Your goal
Output all the data exactly. Pictures do not belong in the copy.

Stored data
+===+

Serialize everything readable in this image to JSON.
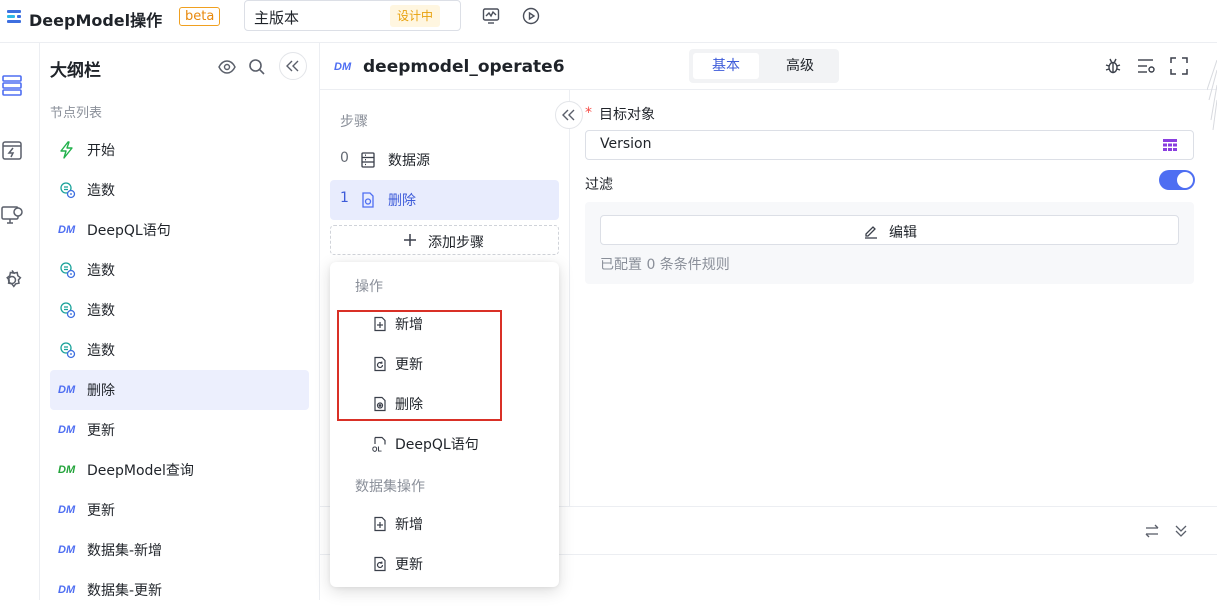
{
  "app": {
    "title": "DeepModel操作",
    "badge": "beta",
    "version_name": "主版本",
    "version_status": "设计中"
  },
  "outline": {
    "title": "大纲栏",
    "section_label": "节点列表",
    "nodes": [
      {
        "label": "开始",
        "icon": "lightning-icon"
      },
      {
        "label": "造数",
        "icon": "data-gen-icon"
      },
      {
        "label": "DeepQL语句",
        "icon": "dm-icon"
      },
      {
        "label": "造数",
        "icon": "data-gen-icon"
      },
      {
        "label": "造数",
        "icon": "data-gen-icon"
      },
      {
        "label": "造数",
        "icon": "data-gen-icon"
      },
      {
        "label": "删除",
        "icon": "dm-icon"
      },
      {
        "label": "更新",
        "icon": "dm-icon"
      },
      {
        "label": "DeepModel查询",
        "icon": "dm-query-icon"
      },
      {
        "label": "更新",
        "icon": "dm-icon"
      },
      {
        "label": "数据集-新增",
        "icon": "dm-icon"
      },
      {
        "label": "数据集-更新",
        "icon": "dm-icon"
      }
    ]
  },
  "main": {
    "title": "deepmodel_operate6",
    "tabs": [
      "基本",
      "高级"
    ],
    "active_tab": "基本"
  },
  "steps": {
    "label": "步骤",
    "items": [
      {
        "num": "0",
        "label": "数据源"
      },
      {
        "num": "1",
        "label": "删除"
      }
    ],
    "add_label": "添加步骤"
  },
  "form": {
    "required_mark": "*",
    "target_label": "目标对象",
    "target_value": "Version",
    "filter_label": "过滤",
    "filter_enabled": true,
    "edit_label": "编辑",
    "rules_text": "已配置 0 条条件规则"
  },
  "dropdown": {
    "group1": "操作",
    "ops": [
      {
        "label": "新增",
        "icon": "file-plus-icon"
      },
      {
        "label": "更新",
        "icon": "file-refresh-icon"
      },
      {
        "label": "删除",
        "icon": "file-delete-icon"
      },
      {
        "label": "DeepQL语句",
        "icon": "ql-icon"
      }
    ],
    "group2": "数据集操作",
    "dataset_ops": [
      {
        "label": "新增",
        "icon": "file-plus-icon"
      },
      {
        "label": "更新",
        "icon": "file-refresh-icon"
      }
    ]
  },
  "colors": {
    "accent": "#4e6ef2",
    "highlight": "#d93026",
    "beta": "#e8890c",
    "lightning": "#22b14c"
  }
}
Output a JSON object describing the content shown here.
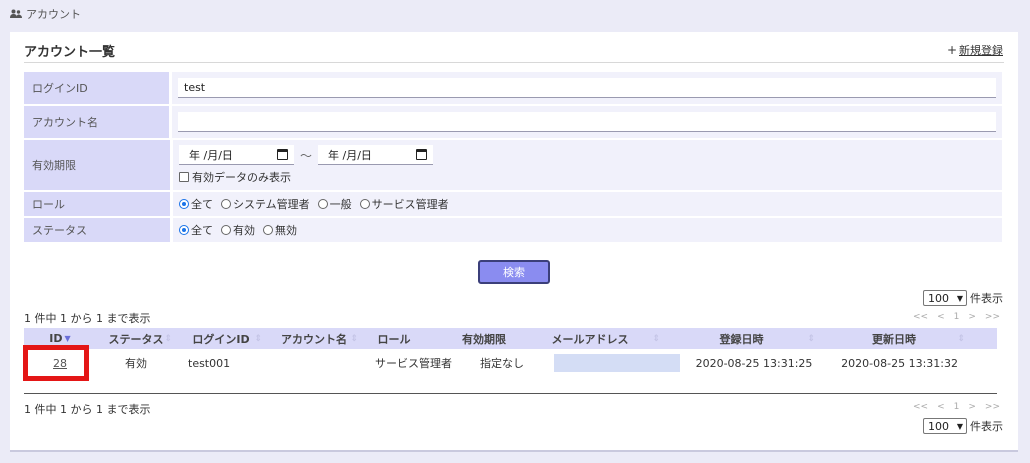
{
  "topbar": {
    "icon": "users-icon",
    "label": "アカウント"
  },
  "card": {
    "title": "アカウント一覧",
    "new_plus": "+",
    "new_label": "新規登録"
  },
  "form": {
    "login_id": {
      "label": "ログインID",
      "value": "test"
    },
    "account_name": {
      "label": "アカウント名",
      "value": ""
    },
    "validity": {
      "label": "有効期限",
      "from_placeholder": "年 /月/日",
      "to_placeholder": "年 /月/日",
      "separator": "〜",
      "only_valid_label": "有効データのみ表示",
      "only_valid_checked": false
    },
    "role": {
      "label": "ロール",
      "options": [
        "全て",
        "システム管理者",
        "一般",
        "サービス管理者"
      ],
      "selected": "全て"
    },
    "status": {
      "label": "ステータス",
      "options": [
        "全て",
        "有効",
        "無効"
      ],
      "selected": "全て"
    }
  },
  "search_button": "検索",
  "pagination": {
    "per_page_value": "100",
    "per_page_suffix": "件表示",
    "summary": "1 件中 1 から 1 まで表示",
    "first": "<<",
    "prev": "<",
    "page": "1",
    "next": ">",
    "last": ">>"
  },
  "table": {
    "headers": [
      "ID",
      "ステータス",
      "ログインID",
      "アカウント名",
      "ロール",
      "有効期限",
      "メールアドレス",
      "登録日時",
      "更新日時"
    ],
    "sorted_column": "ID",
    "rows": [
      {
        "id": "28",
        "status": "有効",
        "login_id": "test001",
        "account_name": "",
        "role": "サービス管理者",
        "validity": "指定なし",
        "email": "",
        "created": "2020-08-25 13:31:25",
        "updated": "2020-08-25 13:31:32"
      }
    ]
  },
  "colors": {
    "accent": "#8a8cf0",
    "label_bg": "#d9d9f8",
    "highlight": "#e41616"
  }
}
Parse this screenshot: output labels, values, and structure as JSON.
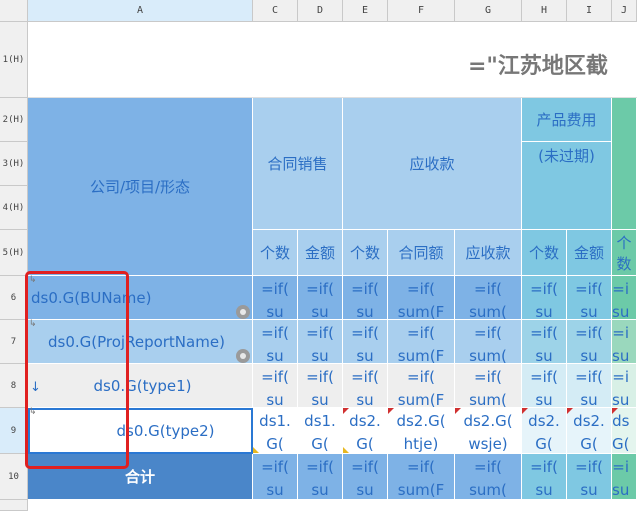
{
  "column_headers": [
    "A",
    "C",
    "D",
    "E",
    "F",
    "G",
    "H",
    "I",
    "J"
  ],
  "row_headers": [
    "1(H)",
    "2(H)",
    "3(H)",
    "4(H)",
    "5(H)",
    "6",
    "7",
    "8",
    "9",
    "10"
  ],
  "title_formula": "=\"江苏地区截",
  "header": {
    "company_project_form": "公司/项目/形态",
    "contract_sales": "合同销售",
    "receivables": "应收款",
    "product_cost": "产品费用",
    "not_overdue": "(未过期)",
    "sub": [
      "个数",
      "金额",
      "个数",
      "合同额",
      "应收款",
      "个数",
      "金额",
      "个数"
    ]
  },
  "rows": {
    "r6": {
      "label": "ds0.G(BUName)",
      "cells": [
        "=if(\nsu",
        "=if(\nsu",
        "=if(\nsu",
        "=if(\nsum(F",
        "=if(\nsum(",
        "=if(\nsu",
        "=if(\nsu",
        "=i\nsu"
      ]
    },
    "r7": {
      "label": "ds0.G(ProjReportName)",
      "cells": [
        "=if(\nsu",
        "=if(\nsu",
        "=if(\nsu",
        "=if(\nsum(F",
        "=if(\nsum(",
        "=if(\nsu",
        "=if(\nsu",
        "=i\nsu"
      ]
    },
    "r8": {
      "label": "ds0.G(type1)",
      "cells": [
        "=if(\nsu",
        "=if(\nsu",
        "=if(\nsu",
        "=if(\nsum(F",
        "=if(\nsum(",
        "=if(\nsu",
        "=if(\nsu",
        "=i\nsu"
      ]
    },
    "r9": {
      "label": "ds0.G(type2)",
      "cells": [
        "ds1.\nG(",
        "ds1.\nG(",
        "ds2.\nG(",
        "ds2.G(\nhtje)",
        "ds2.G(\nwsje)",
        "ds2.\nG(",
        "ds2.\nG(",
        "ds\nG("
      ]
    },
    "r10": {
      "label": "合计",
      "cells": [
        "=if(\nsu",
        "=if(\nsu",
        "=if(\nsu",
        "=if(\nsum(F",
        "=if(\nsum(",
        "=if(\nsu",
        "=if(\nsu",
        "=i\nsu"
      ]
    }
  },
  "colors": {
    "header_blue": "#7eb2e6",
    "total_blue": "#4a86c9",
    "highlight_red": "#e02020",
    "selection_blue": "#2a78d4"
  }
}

+===+

Answer below
Serialize everything readable in this image to JSON.
{
  "app": {
    "title": "DeepModel操作",
    "badge": "beta",
    "version_name": "主版本",
    "version_status": "设计中"
  },
  "outline": {
    "title": "大纲栏",
    "section_label": "节点列表",
    "nodes": [
      {
        "label": "开始",
        "icon": "lightning-icon"
      },
      {
        "label": "造数",
        "icon": "data-gen-icon"
      },
      {
        "label": "DeepQL语句",
        "icon": "dm-icon"
      },
      {
        "label": "造数",
        "icon": "data-gen-icon"
      },
      {
        "label": "造数",
        "icon": "data-gen-icon"
      },
      {
        "label": "造数",
        "icon": "data-gen-icon"
      },
      {
        "label": "删除",
        "icon": "dm-icon"
      },
      {
        "label": "更新",
        "icon": "dm-icon"
      },
      {
        "label": "DeepModel查询",
        "icon": "dm-query-icon"
      },
      {
        "label": "更新",
        "icon": "dm-icon"
      },
      {
        "label": "数据集-新增",
        "icon": "dm-icon"
      },
      {
        "label": "数据集-更新",
        "icon": "dm-icon"
      }
    ]
  },
  "main": {
    "title": "deepmodel_operate6",
    "tabs": [
      "基本",
      "高级"
    ],
    "active_tab": "基本"
  },
  "steps": {
    "label": "步骤",
    "items": [
      {
        "num": "0",
        "label": "数据源"
      },
      {
        "num": "1",
        "label": "删除"
      }
    ],
    "add_label": "添加步骤"
  },
  "form": {
    "required_mark": "*",
    "target_label": "目标对象",
    "target_value": "Version",
    "filter_label": "过滤",
    "filter_enabled": true,
    "edit_label": "编辑",
    "rules_text": "已配置 0 条条件规则"
  },
  "dropdown": {
    "group1": "操作",
    "ops": [
      {
        "label": "新增",
        "icon": "file-plus-icon"
      },
      {
        "label": "更新",
        "icon": "file-refresh-icon"
      },
      {
        "label": "删除",
        "icon": "file-delete-icon"
      },
      {
        "label": "DeepQL语句",
        "icon": "ql-icon"
      }
    ],
    "group2": "数据集操作",
    "dataset_ops": [
      {
        "label": "新增",
        "icon": "file-plus-icon"
      },
      {
        "label": "更新",
        "icon": "file-refresh-icon"
      }
    ]
  },
  "colors": {
    "accent": "#4e6ef2",
    "highlight": "#d93026",
    "beta": "#e8890c",
    "lightning": "#22b14c"
  }
}
Output a JSON object describing the content shown here.
{
  "topbar": {
    "icon": "users-icon",
    "label": "アカウント"
  },
  "card": {
    "title": "アカウント一覧",
    "new_plus": "+",
    "new_label": "新規登録"
  },
  "form": {
    "login_id": {
      "label": "ログインID",
      "value": "test"
    },
    "account_name": {
      "label": "アカウント名",
      "value": ""
    },
    "validity": {
      "label": "有効期限",
      "from_placeholder": "年 /月/日",
      "to_placeholder": "年 /月/日",
      "separator": "〜",
      "only_valid_label": "有効データのみ表示",
      "only_valid_checked": false
    },
    "role": {
      "label": "ロール",
      "options": [
        "全て",
        "システム管理者",
        "一般",
        "サービス管理者"
      ],
      "selected": "全て"
    },
    "status": {
      "label": "ステータス",
      "options": [
        "全て",
        "有効",
        "無効"
      ],
      "selected": "全て"
    }
  },
  "search_button": "検索",
  "pagination": {
    "per_page_value": "100",
    "per_page_suffix": "件表示",
    "summary": "1 件中 1 から 1 まで表示",
    "first": "<<",
    "prev": "<",
    "page": "1",
    "next": ">",
    "last": ">>"
  },
  "table": {
    "headers": [
      "ID",
      "ステータス",
      "ログインID",
      "アカウント名",
      "ロール",
      "有効期限",
      "メールアドレス",
      "登録日時",
      "更新日時"
    ],
    "sorted_column": "ID",
    "rows": [
      {
        "id": "28",
        "status": "有効",
        "login_id": "test001",
        "account_name": "",
        "role": "サービス管理者",
        "validity": "指定なし",
        "email": "",
        "created": "2020-08-25 13:31:25",
        "updated": "2020-08-25 13:31:32"
      }
    ]
  },
  "colors": {
    "accent": "#8a8cf0",
    "label_bg": "#d9d9f8",
    "highlight": "#e41616"
  }
}
Parse this screenshot: output labels, values, and structure as JSON.
{
  "column_headers": [
    "A",
    "C",
    "D",
    "E",
    "F",
    "G",
    "H",
    "I",
    "J"
  ],
  "row_headers": [
    "1(H)",
    "2(H)",
    "3(H)",
    "4(H)",
    "5(H)",
    "6",
    "7",
    "8",
    "9",
    "10"
  ],
  "title_formula": "=\"江苏地区截",
  "header": {
    "company_project_form": "公司/项目/形态",
    "contract_sales": "合同销售",
    "receivables": "应收款",
    "product_cost": "产品费用",
    "not_overdue": "(未过期)",
    "sub": [
      "个数",
      "金额",
      "个数",
      "合同额",
      "应收款",
      "个数",
      "金额",
      "个数"
    ]
  },
  "rows": {
    "r6": {
      "label": "ds0.G(BUName)",
      "cells": [
        "=if(\nsu",
        "=if(\nsu",
        "=if(\nsu",
        "=if(\nsum(F",
        "=if(\nsum(",
        "=if(\nsu",
        "=if(\nsu",
        "=i\nsu"
      ]
    },
    "r7": {
      "label": "ds0.G(ProjReportName)",
      "cells": [
        "=if(\nsu",
        "=if(\nsu",
        "=if(\nsu",
        "=if(\nsum(F",
        "=if(\nsum(",
        "=if(\nsu",
        "=if(\nsu",
        "=i\nsu"
      ]
    },
    "r8": {
      "label": "ds0.G(type1)",
      "cells": [
        "=if(\nsu",
        "=if(\nsu",
        "=if(\nsu",
        "=if(\nsum(F",
        "=if(\nsum(",
        "=if(\nsu",
        "=if(\nsu",
        "=i\nsu"
      ]
    },
    "r9": {
      "label": "ds0.G(type2)",
      "cells": [
        "ds1.\nG(",
        "ds1.\nG(",
        "ds2.\nG(",
        "ds2.G(\nhtje)",
        "ds2.G(\nwsje)",
        "ds2.\nG(",
        "ds2.\nG(",
        "ds\nG("
      ]
    },
    "r10": {
      "label": "合计",
      "cells": [
        "=if(\nsu",
        "=if(\nsu",
        "=if(\nsu",
        "=if(\nsum(F",
        "=if(\nsum(",
        "=if(\nsu",
        "=if(\nsu",
        "=i\nsu"
      ]
    }
  },
  "colors": {
    "header_blue": "#7eb2e6",
    "total_blue": "#4a86c9",
    "highlight_red": "#e02020",
    "selection_blue": "#2a78d4"
  }
}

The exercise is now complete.